GOAL OF THE EXERCISE ▸
Lift out each line of the data that holds "Incidence".

DATA SHOWN ▸

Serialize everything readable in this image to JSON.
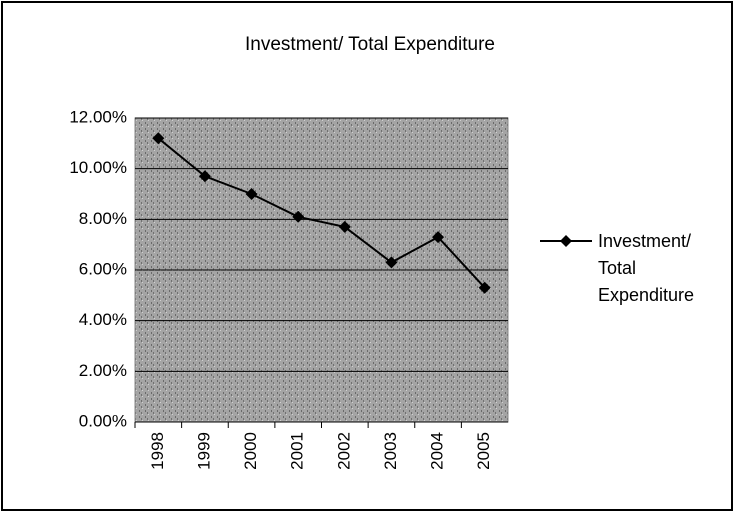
{
  "chart_data": {
    "type": "line",
    "title": "Investment/ Total Expenditure",
    "categories": [
      "1998",
      "1999",
      "2000",
      "2001",
      "2002",
      "2003",
      "2004",
      "2005"
    ],
    "series": [
      {
        "name": "Investment/ Total Expenditure",
        "color": "#000000",
        "values": [
          11.2,
          9.7,
          9.0,
          8.1,
          7.7,
          6.3,
          7.3,
          5.3
        ]
      }
    ],
    "ylim": [
      0,
      12
    ],
    "yticks": [
      {
        "value": 0,
        "label": "0.00%"
      },
      {
        "value": 2,
        "label": "2.00%"
      },
      {
        "value": 4,
        "label": "4.00%"
      },
      {
        "value": 6,
        "label": "6.00%"
      },
      {
        "value": 8,
        "label": "8.00%"
      },
      {
        "value": 10,
        "label": "10.00%"
      },
      {
        "value": 12,
        "label": "12.00%"
      }
    ],
    "grid": true,
    "legend": "right"
  }
}
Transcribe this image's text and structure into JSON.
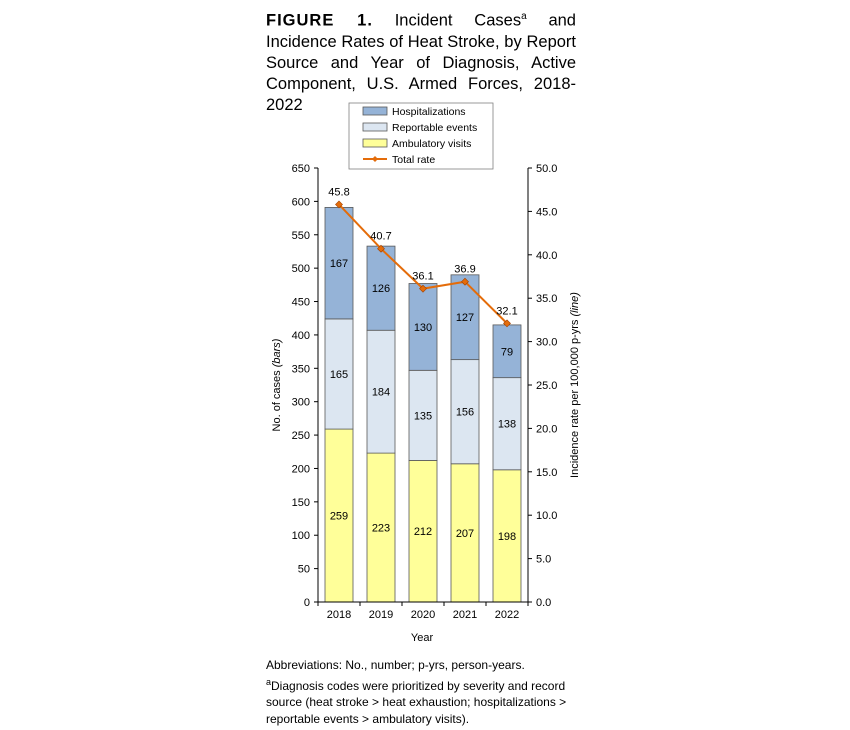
{
  "figure": {
    "label": "FIGURE 1.",
    "title_text": "Incident Cases",
    "title_sup": "a",
    "title_rest": " and Incidence Rates of Heat Stroke, by Report Source and Year of Diagnosis, Active Component, U.S. Armed Forces, 2018-2022"
  },
  "footnotes": {
    "abbreviations": "Abbreviations: No., number; p-yrs, person-years.",
    "note_sup": "a",
    "note_text": "Diagnosis codes were prioritized by severity and record source (heat stroke > heat exhaustion; hospitalizations > reportable events > ambulatory visits)."
  },
  "colors": {
    "hospitalizations": "#95B3D7",
    "reportable": "#DCE6F1",
    "ambulatory": "#FFFF99",
    "rate_line": "#E46C0A",
    "bar_stroke": "#595959"
  },
  "chart_data": {
    "type": "bar",
    "stacked": true,
    "categories": [
      "2018",
      "2019",
      "2020",
      "2021",
      "2022"
    ],
    "series": [
      {
        "name": "Ambulatory visits",
        "values": [
          259,
          223,
          212,
          207,
          198
        ]
      },
      {
        "name": "Reportable events",
        "values": [
          165,
          184,
          135,
          156,
          138
        ]
      },
      {
        "name": "Hospitalizations",
        "values": [
          167,
          126,
          130,
          127,
          79
        ]
      }
    ],
    "line_series": {
      "name": "Total rate",
      "values": [
        45.8,
        40.7,
        36.1,
        36.9,
        32.1
      ]
    },
    "legend_order": [
      "Hospitalizations",
      "Reportable events",
      "Ambulatory visits",
      "Total rate"
    ],
    "xlabel": "Year",
    "ylabel": "No. of cases (bars)",
    "ylabel_right": "Incidence rate per 100,000 p-yrs (line)",
    "ylim": [
      0,
      650
    ],
    "yticks": [
      0,
      50,
      100,
      150,
      200,
      250,
      300,
      350,
      400,
      450,
      500,
      550,
      600,
      650
    ],
    "ylim_right": [
      0,
      50
    ],
    "yticks_right": [
      "0.0",
      "5.0",
      "10.0",
      "15.0",
      "20.0",
      "25.0",
      "30.0",
      "35.0",
      "40.0",
      "45.0",
      "50.0"
    ],
    "grid": false,
    "legend_position": "top"
  }
}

EXERCISE RESPONSE ▸
    "title_rest": " and Incidence Rates of Heat Stroke, by Report Source and Year of Diagnosis, Active Component, U.S. Armed Forces, 2018-2022"
    "ylabel_right": "Incidence rate per 100,000 p-yrs (line)",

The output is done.